Deine Aufgabe = Gib den folgenden Text über die Kürzung von Sozialleistungen vollständig und Wort für Wort wieder.

Ausgangstext =
============

Wieso wir bei Kürzungen von Sozialleistungen bei den Ärmsten und Schwächsten am Ende alle verlieren

„Es muss einen Unterschied geben zwischen Mindestsicherung und Arbeitseinkommen“ – das ist eines der derzeit am häufigsten genannten Argumente für eine Kürzung dieser letzten Absicherung. Wir wissen, dass durch eine Kürzung der Sozialleistungen noch nie auch nur ein einziger Job geschaffen wurde. Auch die Arbeitseinkommen steigen dadurch nicht.

Im Gegenteil, die Wahrscheinlichkeit erhöht sich eher, dass diese mittelfristig sogar sinken. Je niedriger wir die Grenze der Sozialleistungen ansetzen, umso höher ist das Risiko der zunehmenden Entwürdigung und Ausbeutung am Arbeitsmarkt. Und befeuern damit auch die fortschreitende Prekarisierung, die mittlerweile breite Teile der Bevölkerung bedroht.

============

Gespeicherte Dateneinträge

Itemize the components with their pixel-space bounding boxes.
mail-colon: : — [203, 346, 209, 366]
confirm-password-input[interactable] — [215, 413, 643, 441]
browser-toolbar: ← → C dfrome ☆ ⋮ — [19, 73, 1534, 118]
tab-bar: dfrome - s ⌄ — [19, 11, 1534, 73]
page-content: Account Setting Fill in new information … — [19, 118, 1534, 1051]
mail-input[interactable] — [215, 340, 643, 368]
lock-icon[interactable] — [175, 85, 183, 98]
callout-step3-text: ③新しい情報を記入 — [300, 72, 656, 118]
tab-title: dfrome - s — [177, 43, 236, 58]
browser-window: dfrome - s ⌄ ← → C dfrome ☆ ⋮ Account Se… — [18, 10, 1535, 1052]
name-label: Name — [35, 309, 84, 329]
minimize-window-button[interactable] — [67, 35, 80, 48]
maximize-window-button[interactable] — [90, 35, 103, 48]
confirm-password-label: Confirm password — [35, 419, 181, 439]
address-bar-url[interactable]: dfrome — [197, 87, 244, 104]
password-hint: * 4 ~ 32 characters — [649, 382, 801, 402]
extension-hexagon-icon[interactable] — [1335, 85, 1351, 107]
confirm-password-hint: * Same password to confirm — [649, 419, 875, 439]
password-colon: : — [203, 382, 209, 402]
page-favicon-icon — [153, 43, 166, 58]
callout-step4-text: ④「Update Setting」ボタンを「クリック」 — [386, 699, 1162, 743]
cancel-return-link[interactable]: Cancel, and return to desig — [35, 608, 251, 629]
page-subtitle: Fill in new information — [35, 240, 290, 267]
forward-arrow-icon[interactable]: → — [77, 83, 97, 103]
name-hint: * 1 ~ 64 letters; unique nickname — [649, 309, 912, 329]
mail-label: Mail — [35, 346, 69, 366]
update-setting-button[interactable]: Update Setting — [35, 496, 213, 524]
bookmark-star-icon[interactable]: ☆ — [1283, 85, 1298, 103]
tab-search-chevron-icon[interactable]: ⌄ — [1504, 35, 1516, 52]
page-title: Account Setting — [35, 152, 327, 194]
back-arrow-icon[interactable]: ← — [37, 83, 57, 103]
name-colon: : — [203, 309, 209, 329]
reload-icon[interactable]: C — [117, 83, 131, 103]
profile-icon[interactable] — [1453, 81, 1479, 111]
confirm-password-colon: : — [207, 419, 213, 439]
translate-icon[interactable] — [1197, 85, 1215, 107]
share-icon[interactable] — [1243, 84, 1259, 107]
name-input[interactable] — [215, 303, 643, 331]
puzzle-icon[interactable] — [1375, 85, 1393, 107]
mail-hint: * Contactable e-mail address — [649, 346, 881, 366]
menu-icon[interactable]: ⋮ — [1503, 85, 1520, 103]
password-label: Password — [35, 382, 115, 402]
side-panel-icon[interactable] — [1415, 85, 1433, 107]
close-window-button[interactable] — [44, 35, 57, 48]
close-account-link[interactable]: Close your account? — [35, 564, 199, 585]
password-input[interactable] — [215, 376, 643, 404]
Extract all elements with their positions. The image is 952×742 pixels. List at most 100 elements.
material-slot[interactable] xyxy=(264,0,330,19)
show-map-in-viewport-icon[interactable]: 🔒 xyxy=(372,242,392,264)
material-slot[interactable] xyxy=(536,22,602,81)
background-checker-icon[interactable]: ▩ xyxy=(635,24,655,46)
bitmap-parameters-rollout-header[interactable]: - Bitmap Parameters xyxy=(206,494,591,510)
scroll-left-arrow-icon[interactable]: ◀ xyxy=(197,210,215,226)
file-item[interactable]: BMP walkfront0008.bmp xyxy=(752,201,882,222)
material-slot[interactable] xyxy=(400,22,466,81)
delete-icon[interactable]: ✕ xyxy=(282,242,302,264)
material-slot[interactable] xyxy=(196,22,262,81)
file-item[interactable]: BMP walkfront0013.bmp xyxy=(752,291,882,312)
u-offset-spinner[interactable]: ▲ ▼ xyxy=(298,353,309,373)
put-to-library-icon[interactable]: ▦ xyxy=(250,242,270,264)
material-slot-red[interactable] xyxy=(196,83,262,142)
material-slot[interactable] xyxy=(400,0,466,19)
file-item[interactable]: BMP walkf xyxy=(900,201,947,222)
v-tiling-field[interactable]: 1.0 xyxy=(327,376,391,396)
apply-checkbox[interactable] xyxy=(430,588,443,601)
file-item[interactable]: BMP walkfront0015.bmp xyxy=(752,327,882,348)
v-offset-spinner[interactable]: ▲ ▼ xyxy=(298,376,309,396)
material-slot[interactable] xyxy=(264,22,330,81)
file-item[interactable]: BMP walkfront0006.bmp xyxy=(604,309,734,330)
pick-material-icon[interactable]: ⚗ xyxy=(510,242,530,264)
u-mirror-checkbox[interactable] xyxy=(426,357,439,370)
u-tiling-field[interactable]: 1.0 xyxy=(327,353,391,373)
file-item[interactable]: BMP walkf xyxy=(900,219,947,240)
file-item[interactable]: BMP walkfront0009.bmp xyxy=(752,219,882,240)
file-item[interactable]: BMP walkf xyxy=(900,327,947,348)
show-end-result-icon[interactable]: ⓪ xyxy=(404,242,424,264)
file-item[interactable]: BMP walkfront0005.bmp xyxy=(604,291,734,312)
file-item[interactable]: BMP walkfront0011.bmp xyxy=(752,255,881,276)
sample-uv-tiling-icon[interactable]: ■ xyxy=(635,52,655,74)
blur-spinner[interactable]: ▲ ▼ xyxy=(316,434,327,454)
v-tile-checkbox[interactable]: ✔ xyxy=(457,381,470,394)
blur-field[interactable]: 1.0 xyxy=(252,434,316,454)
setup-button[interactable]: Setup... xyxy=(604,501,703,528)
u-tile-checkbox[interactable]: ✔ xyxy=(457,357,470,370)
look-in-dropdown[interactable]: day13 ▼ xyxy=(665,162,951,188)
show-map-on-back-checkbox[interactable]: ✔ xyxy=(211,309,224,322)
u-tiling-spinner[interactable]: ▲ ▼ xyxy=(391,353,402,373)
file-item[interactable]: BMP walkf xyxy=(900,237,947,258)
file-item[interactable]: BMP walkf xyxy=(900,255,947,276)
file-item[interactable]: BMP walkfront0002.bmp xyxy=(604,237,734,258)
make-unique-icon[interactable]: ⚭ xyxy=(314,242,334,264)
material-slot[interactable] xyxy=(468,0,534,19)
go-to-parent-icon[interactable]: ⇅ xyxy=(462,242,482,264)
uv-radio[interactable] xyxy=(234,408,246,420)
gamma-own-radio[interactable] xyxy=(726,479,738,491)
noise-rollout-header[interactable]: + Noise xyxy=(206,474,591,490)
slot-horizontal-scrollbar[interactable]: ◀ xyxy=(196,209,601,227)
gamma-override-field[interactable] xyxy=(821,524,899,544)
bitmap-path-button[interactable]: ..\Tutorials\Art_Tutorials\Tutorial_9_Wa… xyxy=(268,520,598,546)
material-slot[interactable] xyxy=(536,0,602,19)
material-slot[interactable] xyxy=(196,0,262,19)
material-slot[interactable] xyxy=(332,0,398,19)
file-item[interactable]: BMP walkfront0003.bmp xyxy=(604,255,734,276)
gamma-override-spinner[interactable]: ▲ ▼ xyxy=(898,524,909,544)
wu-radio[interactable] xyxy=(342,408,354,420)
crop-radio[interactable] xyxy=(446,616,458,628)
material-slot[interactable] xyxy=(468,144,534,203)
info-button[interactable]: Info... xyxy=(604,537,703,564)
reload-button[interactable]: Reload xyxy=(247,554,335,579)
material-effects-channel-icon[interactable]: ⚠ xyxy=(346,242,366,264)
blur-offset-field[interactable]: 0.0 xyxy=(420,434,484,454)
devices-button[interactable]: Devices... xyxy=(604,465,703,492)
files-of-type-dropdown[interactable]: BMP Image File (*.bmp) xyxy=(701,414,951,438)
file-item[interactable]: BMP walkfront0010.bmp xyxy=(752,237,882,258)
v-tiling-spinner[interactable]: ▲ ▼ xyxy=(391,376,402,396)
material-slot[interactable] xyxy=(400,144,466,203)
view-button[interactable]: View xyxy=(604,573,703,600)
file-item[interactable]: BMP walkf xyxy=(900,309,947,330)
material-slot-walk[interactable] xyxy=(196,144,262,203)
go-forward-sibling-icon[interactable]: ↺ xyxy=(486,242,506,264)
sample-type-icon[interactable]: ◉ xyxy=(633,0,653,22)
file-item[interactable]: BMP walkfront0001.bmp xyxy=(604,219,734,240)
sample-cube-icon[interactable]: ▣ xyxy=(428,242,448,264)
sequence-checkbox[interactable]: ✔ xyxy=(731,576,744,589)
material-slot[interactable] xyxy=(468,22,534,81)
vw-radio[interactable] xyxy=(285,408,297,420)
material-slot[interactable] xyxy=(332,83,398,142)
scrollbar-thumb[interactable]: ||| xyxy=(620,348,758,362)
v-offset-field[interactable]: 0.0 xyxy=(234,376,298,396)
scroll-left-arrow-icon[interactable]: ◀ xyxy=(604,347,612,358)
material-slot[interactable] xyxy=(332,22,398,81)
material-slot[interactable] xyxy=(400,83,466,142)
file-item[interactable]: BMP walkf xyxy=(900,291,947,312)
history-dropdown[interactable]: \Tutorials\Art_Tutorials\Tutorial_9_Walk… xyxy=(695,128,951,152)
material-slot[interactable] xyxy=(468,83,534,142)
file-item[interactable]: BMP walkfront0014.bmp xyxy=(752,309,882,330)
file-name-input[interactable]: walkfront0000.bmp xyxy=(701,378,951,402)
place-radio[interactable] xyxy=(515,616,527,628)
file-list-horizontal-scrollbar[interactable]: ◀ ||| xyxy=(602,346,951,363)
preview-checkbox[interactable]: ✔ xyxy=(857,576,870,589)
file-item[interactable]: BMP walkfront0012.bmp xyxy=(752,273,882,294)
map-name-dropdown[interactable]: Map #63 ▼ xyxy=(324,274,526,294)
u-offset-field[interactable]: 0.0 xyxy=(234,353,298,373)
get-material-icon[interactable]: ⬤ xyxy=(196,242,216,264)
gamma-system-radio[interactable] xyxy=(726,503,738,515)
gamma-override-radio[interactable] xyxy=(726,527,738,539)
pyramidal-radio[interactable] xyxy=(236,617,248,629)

============

Deine Antwort =
Wieso wir bei Kürzungen von Sozialleistungen bei den Ärmsten und Schwächsten am Ende alle verlieren

„Es muss einen Unterschied geben zwischen Mindestsicherung und Arbeitseinkommen“ – das ist eines der derzeit am häufigsten genannten Argumente für eine Kürzung dieser letzten Absicherung. Wir wissen, dass durch eine Kürzung der Sozialleistungen noch nie auch nur ein einziger Job geschaffen wurde. Auch die Arbeitseinkommen steigen dadurch nicht.

Im Gegenteil, die Wahrscheinlichkeit erhöht sich eher, dass diese mittelfristig sogar sinken. Je niedriger wir die Grenze der Sozialleistungen ansetzen, umso höher ist das Risiko der zunehmenden Entwürdigung und Ausbeutung am Arbeitsmarkt. Und befeuern damit auch die fortschreitende Prekarisierung, die mittlerweile breite Teile der Bevölkerung bedroht.